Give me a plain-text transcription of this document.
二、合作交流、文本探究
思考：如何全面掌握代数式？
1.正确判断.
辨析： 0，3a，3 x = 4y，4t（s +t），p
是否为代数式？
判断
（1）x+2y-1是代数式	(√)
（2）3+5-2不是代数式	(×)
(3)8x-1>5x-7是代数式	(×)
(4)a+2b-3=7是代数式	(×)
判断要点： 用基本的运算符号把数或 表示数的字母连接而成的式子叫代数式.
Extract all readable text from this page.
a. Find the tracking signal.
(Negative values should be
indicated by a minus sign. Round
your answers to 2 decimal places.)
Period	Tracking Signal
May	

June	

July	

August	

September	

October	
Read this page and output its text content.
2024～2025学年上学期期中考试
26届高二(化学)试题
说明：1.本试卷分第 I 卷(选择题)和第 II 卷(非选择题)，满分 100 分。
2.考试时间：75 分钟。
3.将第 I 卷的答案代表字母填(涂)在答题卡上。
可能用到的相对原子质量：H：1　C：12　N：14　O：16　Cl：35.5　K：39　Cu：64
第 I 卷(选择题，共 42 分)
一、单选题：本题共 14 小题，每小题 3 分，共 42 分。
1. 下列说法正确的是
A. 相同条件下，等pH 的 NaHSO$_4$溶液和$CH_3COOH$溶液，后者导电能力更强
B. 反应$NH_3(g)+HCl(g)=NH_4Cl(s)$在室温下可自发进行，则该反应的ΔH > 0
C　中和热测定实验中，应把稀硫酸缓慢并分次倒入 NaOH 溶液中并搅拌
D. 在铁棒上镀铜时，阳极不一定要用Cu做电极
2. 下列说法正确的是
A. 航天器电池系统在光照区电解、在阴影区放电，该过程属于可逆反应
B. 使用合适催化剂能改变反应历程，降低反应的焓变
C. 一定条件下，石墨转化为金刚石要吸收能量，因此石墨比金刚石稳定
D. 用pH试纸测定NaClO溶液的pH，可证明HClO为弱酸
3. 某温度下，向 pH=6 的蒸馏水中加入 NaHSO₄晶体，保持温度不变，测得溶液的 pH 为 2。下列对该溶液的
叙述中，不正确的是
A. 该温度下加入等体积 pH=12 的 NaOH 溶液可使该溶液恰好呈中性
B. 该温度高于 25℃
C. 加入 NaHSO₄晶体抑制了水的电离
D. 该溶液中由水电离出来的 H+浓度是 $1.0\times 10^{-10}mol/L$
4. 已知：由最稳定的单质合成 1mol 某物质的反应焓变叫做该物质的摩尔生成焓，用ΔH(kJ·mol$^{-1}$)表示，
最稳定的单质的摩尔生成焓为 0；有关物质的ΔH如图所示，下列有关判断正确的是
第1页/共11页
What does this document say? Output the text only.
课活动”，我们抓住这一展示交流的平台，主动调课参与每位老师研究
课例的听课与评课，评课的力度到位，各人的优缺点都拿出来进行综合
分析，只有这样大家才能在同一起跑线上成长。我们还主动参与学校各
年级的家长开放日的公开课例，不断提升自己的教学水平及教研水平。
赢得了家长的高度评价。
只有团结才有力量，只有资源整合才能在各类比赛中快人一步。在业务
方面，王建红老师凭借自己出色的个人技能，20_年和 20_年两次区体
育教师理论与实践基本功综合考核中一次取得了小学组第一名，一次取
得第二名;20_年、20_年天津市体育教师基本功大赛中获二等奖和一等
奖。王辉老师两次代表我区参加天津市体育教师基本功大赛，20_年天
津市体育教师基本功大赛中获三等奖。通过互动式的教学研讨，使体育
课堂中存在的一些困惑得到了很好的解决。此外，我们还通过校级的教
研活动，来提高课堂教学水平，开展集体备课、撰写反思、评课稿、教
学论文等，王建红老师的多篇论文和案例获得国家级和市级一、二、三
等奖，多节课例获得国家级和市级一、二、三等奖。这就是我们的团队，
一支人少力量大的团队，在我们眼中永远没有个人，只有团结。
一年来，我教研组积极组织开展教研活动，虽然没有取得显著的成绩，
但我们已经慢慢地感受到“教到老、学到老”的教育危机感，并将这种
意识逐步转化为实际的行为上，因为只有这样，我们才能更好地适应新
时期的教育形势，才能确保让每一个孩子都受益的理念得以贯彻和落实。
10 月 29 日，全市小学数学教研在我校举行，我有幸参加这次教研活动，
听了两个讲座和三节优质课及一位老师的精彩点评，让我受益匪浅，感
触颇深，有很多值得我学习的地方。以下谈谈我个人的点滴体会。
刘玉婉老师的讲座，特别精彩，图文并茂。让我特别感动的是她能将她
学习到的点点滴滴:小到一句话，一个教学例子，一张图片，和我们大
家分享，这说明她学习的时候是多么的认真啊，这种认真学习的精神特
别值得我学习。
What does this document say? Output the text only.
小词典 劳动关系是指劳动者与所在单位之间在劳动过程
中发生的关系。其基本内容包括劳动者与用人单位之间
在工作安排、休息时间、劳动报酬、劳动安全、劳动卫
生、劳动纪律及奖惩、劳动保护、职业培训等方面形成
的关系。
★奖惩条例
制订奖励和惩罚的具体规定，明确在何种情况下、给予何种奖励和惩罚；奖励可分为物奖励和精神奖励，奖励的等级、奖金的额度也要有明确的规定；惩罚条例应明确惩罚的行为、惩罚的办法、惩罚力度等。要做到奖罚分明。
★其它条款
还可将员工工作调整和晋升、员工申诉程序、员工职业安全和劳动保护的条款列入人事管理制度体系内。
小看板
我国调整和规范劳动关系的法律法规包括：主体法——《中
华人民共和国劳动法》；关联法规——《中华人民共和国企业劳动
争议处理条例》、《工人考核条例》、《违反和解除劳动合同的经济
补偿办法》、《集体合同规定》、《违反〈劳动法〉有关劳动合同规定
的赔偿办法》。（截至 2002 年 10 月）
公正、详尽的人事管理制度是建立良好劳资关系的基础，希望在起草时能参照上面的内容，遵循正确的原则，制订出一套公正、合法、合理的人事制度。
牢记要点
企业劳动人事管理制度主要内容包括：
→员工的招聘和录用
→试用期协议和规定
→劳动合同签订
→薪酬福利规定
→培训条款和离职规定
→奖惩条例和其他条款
________________
### Goal
Write out the full listing, keeping every line exactly as it is.

### The output
Give me a plain-text transcription of this document.
二、合作交流、文本探究
思考：如何全面掌握代数式？
1.正确判断.
辨析： 0，3a，3 x = 4y，4t（s +t），p
是否为代数式？
判断
（1）x+2y-1是代数式	(√)
（2）3+5-2不是代数式	(×)
(3)8x-1>5x-7是代数式	(×)
(4)a+2b-3=7是代数式	(×)
判断要点： 用基本的运算符号把数或 表示数的字母连接而成的式子叫代数式.
Extract all readable text from this page.
a. Find the tracking signal.
(Negative values should be
indicated by a minus sign. Round
your answers to 2 decimal places.)
Period	Tracking Signal
May	

June	

July	

August	

September	

October	
Read this page and output its text content.
2024～2025学年上学期期中考试
26届高二(化学)试题
说明：1.本试卷分第 I 卷(选择题)和第 II 卷(非选择题)，满分 100 分。
2.考试时间：75 分钟。
3.将第 I 卷的答案代表字母填(涂)在答题卡上。
可能用到的相对原子质量：H：1　C：12　N：14　O：16　Cl：35.5　K：39　Cu：64
第 I 卷(选择题，共 42 分)
一、单选题：本题共 14 小题，每小题 3 分，共 42 分。
1. 下列说法正确的是
A. 相同条件下，等pH 的 NaHSO$_4$溶液和$CH_3COOH$溶液，后者导电能力更强
B. 反应$NH_3(g)+HCl(g)=NH_4Cl(s)$在室温下可自发进行，则该反应的ΔH > 0
C　中和热测定实验中，应把稀硫酸缓慢并分次倒入 NaOH 溶液中并搅拌
D. 在铁棒上镀铜时，阳极不一定要用Cu做电极
2. 下列说法正确的是
A. 航天器电池系统在光照区电解、在阴影区放电，该过程属于可逆反应
B. 使用合适催化剂能改变反应历程，降低反应的焓变
C. 一定条件下，石墨转化为金刚石要吸收能量，因此石墨比金刚石稳定
D. 用pH试纸测定NaClO溶液的pH，可证明HClO为弱酸
3. 某温度下，向 pH=6 的蒸馏水中加入 NaHSO₄晶体，保持温度不变，测得溶液的 pH 为 2。下列对该溶液的
叙述中，不正确的是
A. 该温度下加入等体积 pH=12 的 NaOH 溶液可使该溶液恰好呈中性
B. 该温度高于 25℃
C. 加入 NaHSO₄晶体抑制了水的电离
D. 该溶液中由水电离出来的 H+浓度是 $1.0\times 10^{-10}mol/L$
4. 已知：由最稳定的单质合成 1mol 某物质的反应焓变叫做该物质的摩尔生成焓，用ΔH(kJ·mol$^{-1}$)表示，
最稳定的单质的摩尔生成焓为 0；有关物质的ΔH如图所示，下列有关判断正确的是
第1页/共11页
What does this document say? Output the text only.
课活动”，我们抓住这一展示交流的平台，主动调课参与每位老师研究
课例的听课与评课，评课的力度到位，各人的优缺点都拿出来进行综合
分析，只有这样大家才能在同一起跑线上成长。我们还主动参与学校各
年级的家长开放日的公开课例，不断提升自己的教学水平及教研水平。
赢得了家长的高度评价。
只有团结才有力量，只有资源整合才能在各类比赛中快人一步。在业务
方面，王建红老师凭借自己出色的个人技能，20_年和 20_年两次区体
育教师理论与实践基本功综合考核中一次取得了小学组第一名，一次取
得第二名;20_年、20_年天津市体育教师基本功大赛中获二等奖和一等
奖。王辉老师两次代表我区参加天津市体育教师基本功大赛，20_年天
津市体育教师基本功大赛中获三等奖。通过互动式的教学研讨，使体育
课堂中存在的一些困惑得到了很好的解决。此外，我们还通过校级的教
研活动，来提高课堂教学水平，开展集体备课、撰写反思、评课稿、教
学论文等，王建红老师的多篇论文和案例获得国家级和市级一、二、三
等奖，多节课例获得国家级和市级一、二、三等奖。这就是我们的团队，
一支人少力量大的团队，在我们眼中永远没有个人，只有团结。
一年来，我教研组积极组织开展教研活动，虽然没有取得显著的成绩，
但我们已经慢慢地感受到“教到老、学到老”的教育危机感，并将这种
意识逐步转化为实际的行为上，因为只有这样，我们才能更好地适应新
时期的教育形势，才能确保让每一个孩子都受益的理念得以贯彻和落实。
10 月 29 日，全市小学数学教研在我校举行，我有幸参加这次教研活动，
听了两个讲座和三节优质课及一位老师的精彩点评，让我受益匪浅，感
触颇深，有很多值得我学习的地方。以下谈谈我个人的点滴体会。
刘玉婉老师的讲座，特别精彩，图文并茂。让我特别感动的是她能将她
学习到的点点滴滴:小到一句话，一个教学例子，一张图片，和我们大
家分享，这说明她学习的时候是多么的认真啊，这种认真学习的精神特
别值得我学习。
What does this document say? Output the text only.
小词典 劳动关系是指劳动者与所在单位之间在劳动过程
中发生的关系。其基本内容包括劳动者与用人单位之间
在工作安排、休息时间、劳动报酬、劳动安全、劳动卫
生、劳动纪律及奖惩、劳动保护、职业培训等方面形成
的关系。
★奖惩条例
制订奖励和惩罚的具体规定，明确在何种情况下、给予何种奖励和惩罚；奖励可分为物奖励和精神奖励，奖励的等级、奖金的额度也要有明确的规定；惩罚条例应明确惩罚的行为、惩罚的办法、惩罚力度等。要做到奖罚分明。
★其它条款
还可将员工工作调整和晋升、员工申诉程序、员工职业安全和劳动保护的条款列入人事管理制度体系内。
小看板
我国调整和规范劳动关系的法律法规包括：主体法——《中
华人民共和国劳动法》；关联法规——《中华人民共和国企业劳动
争议处理条例》、《工人考核条例》、《违反和解除劳动合同的经济
补偿办法》、《集体合同规定》、《违反〈劳动法〉有关劳动合同规定
的赔偿办法》。（截至 2002 年 10 月）
公正、详尽的人事管理制度是建立良好劳资关系的基础，希望在起草时能参照上面的内容，遵循正确的原则，制订出一套公正、合法、合理的人事制度。
牢记要点
企业劳动人事管理制度主要内容包括：
→员工的招聘和录用
→试用期协议和规定
→劳动合同签订
→薪酬福利规定
→培训条款和离职规定
→奖惩条例和其他条款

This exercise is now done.